_YOUR TASK_:
Repeat the listing exactly as given, omitting every image.

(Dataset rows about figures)
----

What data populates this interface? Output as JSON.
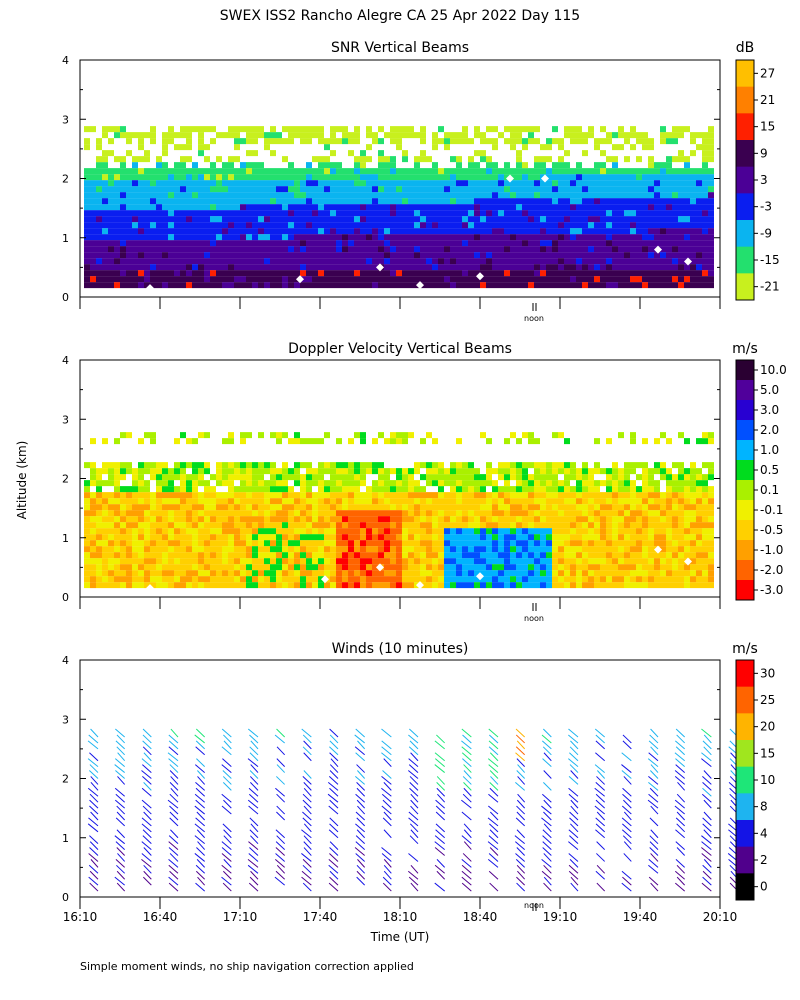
{
  "title": "SWEX ISS2 Rancho Alegre CA  25 Apr 2022 Day 115",
  "footnote": "Simple moment winds, no ship navigation correction applied",
  "y_axis_label": "Altitude (km)",
  "x_axis_label": "Time (UT)",
  "noon_label": "noon",
  "chart_data": [
    {
      "type": "heatmap",
      "title": "SNR Vertical Beams",
      "ylabel": "Altitude (km)",
      "ylim": [
        0,
        4
      ],
      "y_ticks": [
        "0",
        "1",
        "2",
        "3",
        "4"
      ],
      "time_range_ut": [
        "16:10",
        "20:10"
      ],
      "grid": false,
      "colorbar": {
        "unit": "dB",
        "labels": [
          "27",
          "21",
          "15",
          "9",
          "3",
          "-3",
          "-9",
          "-15",
          "-21"
        ],
        "colors": [
          "#ffbf00",
          "#ff8000",
          "#ff2000",
          "#3a0050",
          "#4b0096",
          "#0a1ef0",
          "#0ab4f0",
          "#23e06e",
          "#c8f01e"
        ]
      },
      "layers": [
        {
          "from_km": 0.15,
          "to_km": 0.45,
          "value_db": 9
        },
        {
          "from_km": 0.45,
          "to_km": 1.0,
          "value_db": 3
        },
        {
          "from_km": 1.0,
          "to_km": 1.6,
          "value_db": -3
        },
        {
          "from_km": 1.6,
          "to_km": 2.0,
          "value_db": -9
        },
        {
          "from_km": 2.0,
          "to_km": 2.3,
          "value_db": -15
        },
        {
          "from_km": 2.3,
          "to_km": 2.8,
          "value_db": -21
        }
      ]
    },
    {
      "type": "heatmap",
      "title": "Doppler Velocity Vertical Beams",
      "ylabel": "Altitude (km)",
      "ylim": [
        0,
        4
      ],
      "y_ticks": [
        "0",
        "1",
        "2",
        "3",
        "4"
      ],
      "time_range_ut": [
        "16:10",
        "20:10"
      ],
      "grid": false,
      "colorbar": {
        "unit": "m/s",
        "labels": [
          "10.0",
          "5.0",
          "3.0",
          "2.0",
          "1.0",
          "0.5",
          "0.1",
          "-0.1",
          "-0.5",
          "-1.0",
          "-2.0",
          "-3.0"
        ],
        "colors": [
          "#2a0032",
          "#50009b",
          "#2800d2",
          "#0050ff",
          "#00b4ff",
          "#00dc1e",
          "#aaf000",
          "#f0f000",
          "#ffd000",
          "#ffa000",
          "#ff6400",
          "#ff0000"
        ]
      },
      "layers": [
        {
          "from_km": 0.15,
          "to_km": 1.7,
          "value_ms": -0.5
        },
        {
          "from_km": 1.7,
          "to_km": 2.2,
          "value_ms": 0.1
        },
        {
          "from_km": 2.3,
          "to_km": 2.7,
          "value_ms": 0.1
        }
      ],
      "features": [
        {
          "label": "downdraft",
          "from_ut": "17:50",
          "to_ut": "18:05",
          "value_ms": -2.0
        },
        {
          "label": "updraft",
          "from_ut": "18:25",
          "to_ut": "19:00",
          "value_ms": 1.0
        }
      ]
    },
    {
      "type": "scatter",
      "title": "Winds (10 minutes)",
      "ylabel": "Altitude (km)",
      "xlabel": "Time (UT)",
      "ylim": [
        0,
        4
      ],
      "y_ticks": [
        "0",
        "1",
        "2",
        "3",
        "4"
      ],
      "x_ticks": [
        "16:10",
        "16:40",
        "17:10",
        "17:40",
        "18:10",
        "18:40",
        "19:10",
        "19:40",
        "20:10"
      ],
      "interval_minutes": 10,
      "profiles": 25,
      "max_altitude_km": 2.8,
      "grid": false,
      "colorbar": {
        "unit": "m/s",
        "labels": [
          "30",
          "25",
          "20",
          "15",
          "10",
          "8",
          "4",
          "2",
          "0"
        ],
        "colors": [
          "#ff0000",
          "#ff6400",
          "#ffb400",
          "#a0e61e",
          "#1ee678",
          "#1eb4f0",
          "#1414e6",
          "#50008c",
          "#000000"
        ]
      }
    }
  ]
}
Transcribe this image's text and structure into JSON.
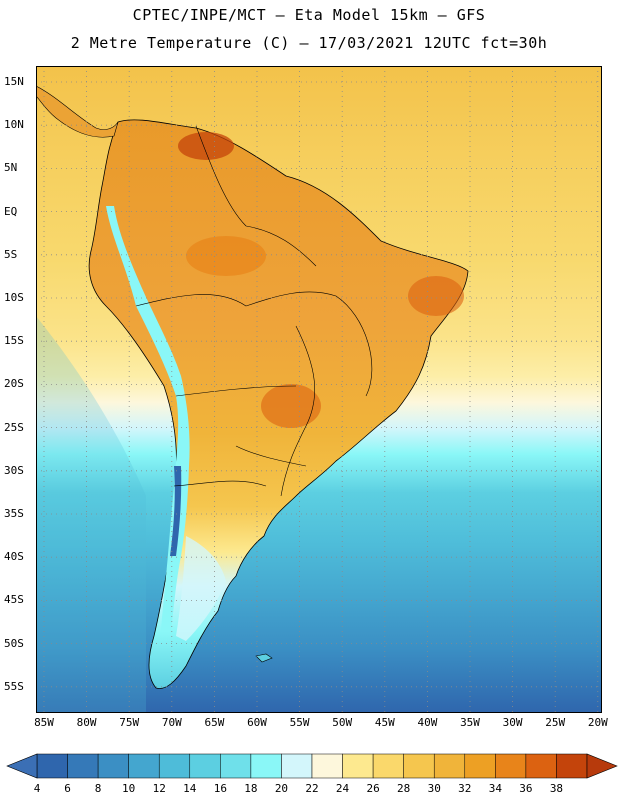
{
  "title": {
    "line1": "CPTEC/INPE/MCT –  Eta Model 15km – GFS",
    "line2": "2 Metre Temperature (C) – 17/03/2021 12UTC fct=30h"
  },
  "map": {
    "lat_labels": [
      "15N",
      "10N",
      "5N",
      "EQ",
      "5S",
      "10S",
      "15S",
      "20S",
      "25S",
      "30S",
      "35S",
      "40S",
      "45S",
      "50S",
      "55S"
    ],
    "lon_labels": [
      "85W",
      "80W",
      "75W",
      "70W",
      "65W",
      "60W",
      "55W",
      "50W",
      "45W",
      "40W",
      "35W",
      "30W",
      "25W",
      "20W"
    ],
    "grid": "dotted"
  },
  "colorbar": {
    "labels": [
      "4",
      "6",
      "8",
      "10",
      "12",
      "14",
      "16",
      "18",
      "20",
      "22",
      "24",
      "26",
      "28",
      "30",
      "32",
      "34",
      "36",
      "38"
    ],
    "colors": [
      "#2f66ad",
      "#3579b8",
      "#3b8fc4",
      "#44a6cf",
      "#4ebcd9",
      "#5ccfe1",
      "#6fe0ea",
      "#8af7f7",
      "#d3f6fb",
      "#fdf7dc",
      "#fde98f",
      "#fad86b",
      "#f5c64e",
      "#f0b43a",
      "#eda024",
      "#e8841a",
      "#dc6211",
      "#c4440b"
    ],
    "below_color": "#3b6fb5",
    "above_color": "#b73a0c"
  }
}
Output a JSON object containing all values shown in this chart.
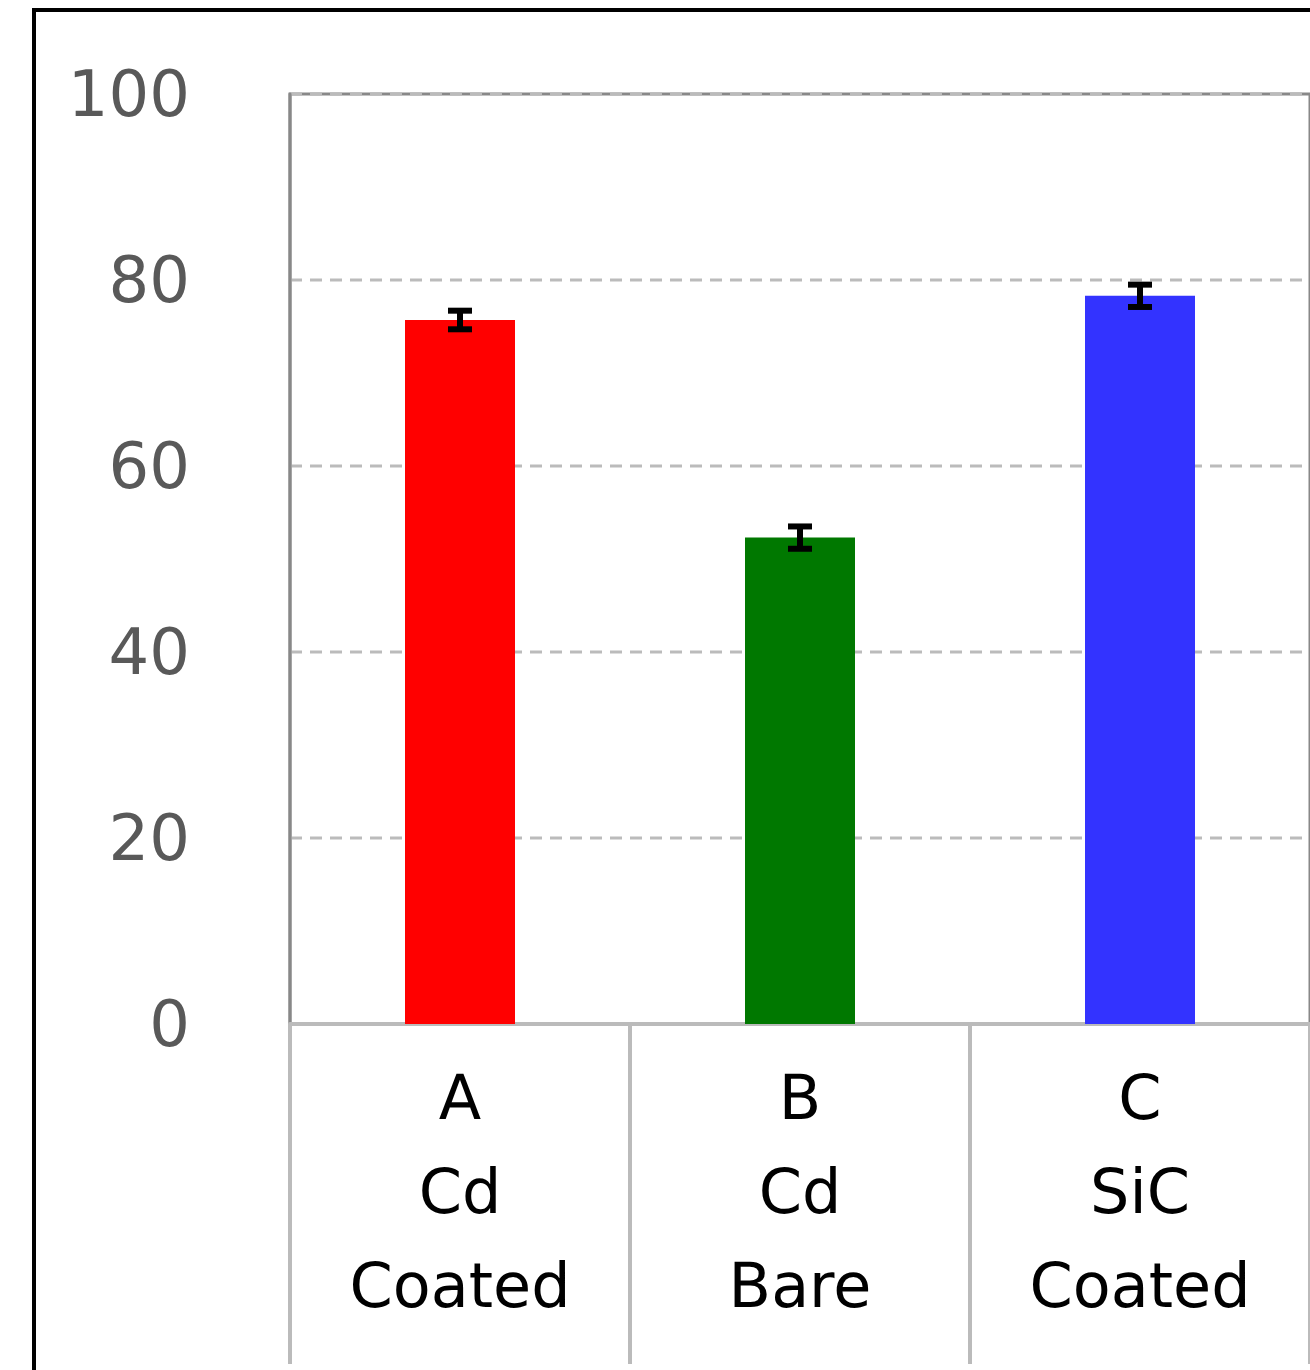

----

_THE SOLUTION_:
What data populates this interface? Output as JSON.
{
  "title": "SWEX ISS2 Rancho Alegre CA  25 Apr 2022 Day 115",
  "footnote": "Simple moment winds, no ship navigation correction applied",
  "y_axis_label": "Altitude (km)",
  "x_axis_label": "Time (UT)",
  "noon_label": "noon",
  "chart_data": [
    {
      "type": "heatmap",
      "title": "SNR Vertical Beams",
      "ylabel": "Altitude (km)",
      "ylim": [
        0,
        4
      ],
      "y_ticks": [
        "0",
        "1",
        "2",
        "3",
        "4"
      ],
      "time_range_ut": [
        "16:10",
        "20:10"
      ],
      "grid": false,
      "colorbar": {
        "unit": "dB",
        "labels": [
          "27",
          "21",
          "15",
          "9",
          "3",
          "-3",
          "-9",
          "-15",
          "-21"
        ],
        "colors": [
          "#ffbf00",
          "#ff8000",
          "#ff2000",
          "#3a0050",
          "#4b0096",
          "#0a1ef0",
          "#0ab4f0",
          "#23e06e",
          "#c8f01e"
        ]
      },
      "layers": [
        {
          "from_km": 0.15,
          "to_km": 0.45,
          "value_db": 9
        },
        {
          "from_km": 0.45,
          "to_km": 1.0,
          "value_db": 3
        },
        {
          "from_km": 1.0,
          "to_km": 1.6,
          "value_db": -3
        },
        {
          "from_km": 1.6,
          "to_km": 2.0,
          "value_db": -9
        },
        {
          "from_km": 2.0,
          "to_km": 2.3,
          "value_db": -15
        },
        {
          "from_km": 2.3,
          "to_km": 2.8,
          "value_db": -21
        }
      ]
    },
    {
      "type": "heatmap",
      "title": "Doppler Velocity Vertical Beams",
      "ylabel": "Altitude (km)",
      "ylim": [
        0,
        4
      ],
      "y_ticks": [
        "0",
        "1",
        "2",
        "3",
        "4"
      ],
      "time_range_ut": [
        "16:10",
        "20:10"
      ],
      "grid": false,
      "colorbar": {
        "unit": "m/s",
        "labels": [
          "10.0",
          "5.0",
          "3.0",
          "2.0",
          "1.0",
          "0.5",
          "0.1",
          "-0.1",
          "-0.5",
          "-1.0",
          "-2.0",
          "-3.0"
        ],
        "colors": [
          "#2a0032",
          "#50009b",
          "#2800d2",
          "#0050ff",
          "#00b4ff",
          "#00dc1e",
          "#aaf000",
          "#f0f000",
          "#ffd000",
          "#ffa000",
          "#ff6400",
          "#ff0000"
        ]
      },
      "layers": [
        {
          "from_km": 0.15,
          "to_km": 1.7,
          "value_ms": -0.5
        },
        {
          "from_km": 1.7,
          "to_km": 2.2,
          "value_ms": 0.1
        },
        {
          "from_km": 2.3,
          "to_km": 2.7,
          "value_ms": 0.1
        }
      ],
      "features": [
        {
          "label": "downdraft",
          "from_ut": "17:50",
          "to_ut": "18:05",
          "value_ms": -2.0
        },
        {
          "label": "updraft",
          "from_ut": "18:25",
          "to_ut": "19:00",
          "value_ms": 1.0
        }
      ]
    },
    {
      "type": "scatter",
      "title": "Winds (10 minutes)",
      "ylabel": "Altitude (km)",
      "xlabel": "Time (UT)",
      "ylim": [
        0,
        4
      ],
      "y_ticks": [
        "0",
        "1",
        "2",
        "3",
        "4"
      ],
      "x_ticks": [
        "16:10",
        "16:40",
        "17:10",
        "17:40",
        "18:10",
        "18:40",
        "19:10",
        "19:40",
        "20:10"
      ],
      "interval_minutes": 10,
      "profiles": 25,
      "max_altitude_km": 2.8,
      "grid": false,
      "colorbar": {
        "unit": "m/s",
        "labels": [
          "30",
          "25",
          "20",
          "15",
          "10",
          "8",
          "4",
          "2",
          "0"
        ],
        "colors": [
          "#ff0000",
          "#ff6400",
          "#ffb400",
          "#a0e61e",
          "#1ee678",
          "#1eb4f0",
          "#1414e6",
          "#50008c",
          "#000000"
        ]
      }
    }
  ]
}
Transcribe this image's text and structure into JSON.
{
  "title": {
    "line1": "CPTEC/INPE/MCT –  Eta Model 15km – GFS",
    "line2": "2 Metre Temperature (C) – 17/03/2021 12UTC fct=30h"
  },
  "map": {
    "lat_labels": [
      "15N",
      "10N",
      "5N",
      "EQ",
      "5S",
      "10S",
      "15S",
      "20S",
      "25S",
      "30S",
      "35S",
      "40S",
      "45S",
      "50S",
      "55S"
    ],
    "lon_labels": [
      "85W",
      "80W",
      "75W",
      "70W",
      "65W",
      "60W",
      "55W",
      "50W",
      "45W",
      "40W",
      "35W",
      "30W",
      "25W",
      "20W"
    ],
    "grid": "dotted"
  },
  "colorbar": {
    "labels": [
      "4",
      "6",
      "8",
      "10",
      "12",
      "14",
      "16",
      "18",
      "20",
      "22",
      "24",
      "26",
      "28",
      "30",
      "32",
      "34",
      "36",
      "38"
    ],
    "colors": [
      "#2f66ad",
      "#3579b8",
      "#3b8fc4",
      "#44a6cf",
      "#4ebcd9",
      "#5ccfe1",
      "#6fe0ea",
      "#8af7f7",
      "#d3f6fb",
      "#fdf7dc",
      "#fde98f",
      "#fad86b",
      "#f5c64e",
      "#f0b43a",
      "#eda024",
      "#e8841a",
      "#dc6211",
      "#c4440b"
    ],
    "below_color": "#3b6fb5",
    "above_color": "#b73a0c"
  }
}
Output a JSON object containing all values shown in this chart.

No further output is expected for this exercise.